[Collected data]
========================================================================

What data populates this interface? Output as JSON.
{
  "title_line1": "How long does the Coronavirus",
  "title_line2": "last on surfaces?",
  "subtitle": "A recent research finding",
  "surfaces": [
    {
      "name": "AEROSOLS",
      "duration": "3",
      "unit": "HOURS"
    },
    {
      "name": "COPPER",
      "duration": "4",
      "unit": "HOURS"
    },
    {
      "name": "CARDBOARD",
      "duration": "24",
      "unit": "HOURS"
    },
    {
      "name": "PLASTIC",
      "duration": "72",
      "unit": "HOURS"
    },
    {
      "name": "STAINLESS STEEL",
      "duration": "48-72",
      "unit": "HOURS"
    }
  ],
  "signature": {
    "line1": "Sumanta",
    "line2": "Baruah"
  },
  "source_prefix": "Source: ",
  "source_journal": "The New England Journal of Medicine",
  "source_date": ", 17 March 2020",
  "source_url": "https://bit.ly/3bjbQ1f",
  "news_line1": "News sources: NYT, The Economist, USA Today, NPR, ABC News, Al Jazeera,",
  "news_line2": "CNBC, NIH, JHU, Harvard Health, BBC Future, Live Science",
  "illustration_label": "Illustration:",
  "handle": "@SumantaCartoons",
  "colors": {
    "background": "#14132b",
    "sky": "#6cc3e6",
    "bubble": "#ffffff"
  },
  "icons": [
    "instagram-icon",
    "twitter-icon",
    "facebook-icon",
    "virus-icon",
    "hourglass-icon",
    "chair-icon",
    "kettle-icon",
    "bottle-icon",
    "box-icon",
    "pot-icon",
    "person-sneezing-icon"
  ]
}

========================================================================

• WHAT IS NEEDED: Make a precise copy of the records in their entirety.

• TASK OUTPUT:
What data populates this interface? Output as JSON.
{
  "title_line1": "How long does the Coronavirus",
  "title_line2": "last on surfaces?",
  "subtitle": "A recent research finding",
  "surfaces": [
    {
      "name": "AEROSOLS",
      "duration": "3",
      "unit": "HOURS"
    },
    {
      "name": "COPPER",
      "duration": "4",
      "unit": "HOURS"
    },
    {
      "name": "CARDBOARD",
      "duration": "24",
      "unit": "HOURS"
    },
    {
      "name": "PLASTIC",
      "duration": "72",
      "unit": "HOURS"
    },
    {
      "name": "STAINLESS STEEL",
      "duration": "48-72",
      "unit": "HOURS"
    }
  ],
  "signature": {
    "line1": "Sumanta",
    "line2": "Baruah"
  },
  "source_prefix": "Source: ",
  "source_journal": "The New England Journal of Medicine",
  "source_date": ", 17 March 2020",
  "source_url": "https://bit.ly/3bjbQ1f",
  "news_line1": "News sources: NYT, The Economist, USA Today, NPR, ABC News, Al Jazeera,",
  "news_line2": "CNBC, NIH, JHU, Harvard Health, BBC Future, Live Science",
  "illustration_label": "Illustration:",
  "handle": "@SumantaCartoons",
  "colors": {
    "background": "#14132b",
    "sky": "#6cc3e6",
    "bubble": "#ffffff"
  },
  "icons": [
    "instagram-icon",
    "twitter-icon",
    "facebook-icon",
    "virus-icon",
    "hourglass-icon",
    "chair-icon",
    "kettle-icon",
    "bottle-icon",
    "box-icon",
    "pot-icon",
    "person-sneezing-icon"
  ]
}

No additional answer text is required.